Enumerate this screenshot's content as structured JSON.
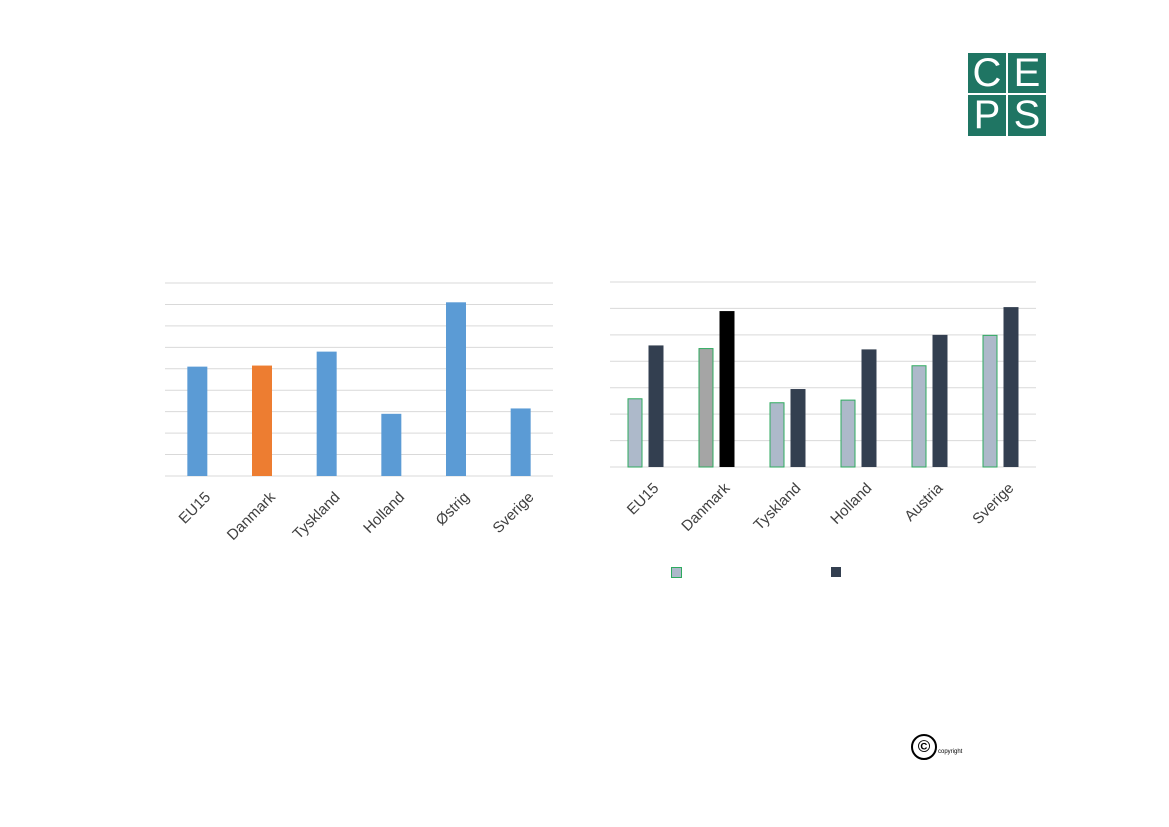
{
  "logo": {
    "letters": [
      "C",
      "E",
      "P",
      "S"
    ],
    "color": "#1f7563"
  },
  "copyright": {
    "symbol": "©",
    "text": "copyright"
  },
  "chart_data": [
    {
      "type": "bar",
      "categories": [
        "EU15",
        "Danmark",
        "Tyskland",
        "Holland",
        "Østrig",
        "Sverige"
      ],
      "values": [
        5.1,
        5.15,
        5.8,
        2.9,
        8.1,
        3.15
      ],
      "bar_colors": [
        "#5b9bd5",
        "#ed7d31",
        "#5b9bd5",
        "#5b9bd5",
        "#5b9bd5",
        "#5b9bd5"
      ],
      "ylim": [
        0,
        9
      ],
      "grid": true
    },
    {
      "type": "bar",
      "categories": [
        "EU15",
        "Danmark",
        "Tyskland",
        "Holland",
        "Austria",
        "Sverige"
      ],
      "series": [
        {
          "values": [
            2.6,
            4.5,
            2.45,
            2.55,
            3.85,
            5.0
          ],
          "fill": "#adb9ca",
          "edge": "#2eaa5f",
          "highlight_fill": "#a5a5a5"
        },
        {
          "values": [
            4.6,
            5.9,
            2.95,
            4.45,
            5.0,
            6.05
          ],
          "fill": "#333f50",
          "highlight_fill": "#000000"
        }
      ],
      "highlight_category": "Danmark",
      "ylim": [
        0,
        7
      ],
      "grid": true,
      "legend": "bottom"
    }
  ]
}
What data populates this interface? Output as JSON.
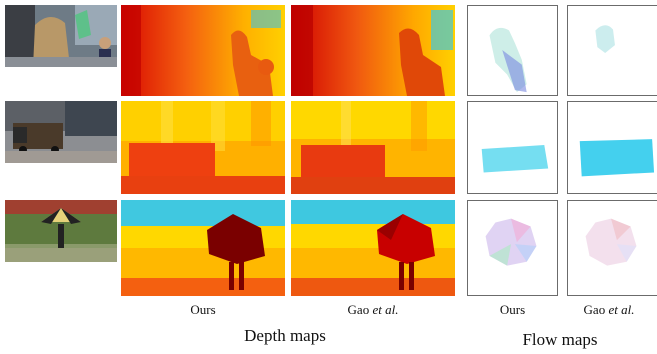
{
  "columns": {
    "ours": "Ours",
    "gao_prefix": "Gao ",
    "gao_italic": "et al."
  },
  "sections": {
    "depth": "Depth maps",
    "flow": "Flow maps"
  },
  "rows": [
    {
      "scene": "people-on-street"
    },
    {
      "scene": "delivery-truck"
    },
    {
      "scene": "person-with-umbrella"
    }
  ],
  "colors": {
    "depth_near": "#7a0000",
    "depth_mid": "#e83a10",
    "depth_far": "#ffd900",
    "sky_cyan": "#3ec8e0",
    "flow_cyan": "#55d8f0"
  }
}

--------------------------------------------------

*Work to complete*
Set down, unchanged, only the lines running from the line with "What data populates" to the last line, including both. Pictures stay out of the copy.

*Task result*
What data populates this interface? Output as JSON.
{
  "columns": {
    "ours": "Ours",
    "gao_prefix": "Gao ",
    "gao_italic": "et al."
  },
  "sections": {
    "depth": "Depth maps",
    "flow": "Flow maps"
  },
  "rows": [
    {
      "scene": "people-on-street"
    },
    {
      "scene": "delivery-truck"
    },
    {
      "scene": "person-with-umbrella"
    }
  ],
  "colors": {
    "depth_near": "#7a0000",
    "depth_mid": "#e83a10",
    "depth_far": "#ffd900",
    "sky_cyan": "#3ec8e0",
    "flow_cyan": "#55d8f0"
  }
}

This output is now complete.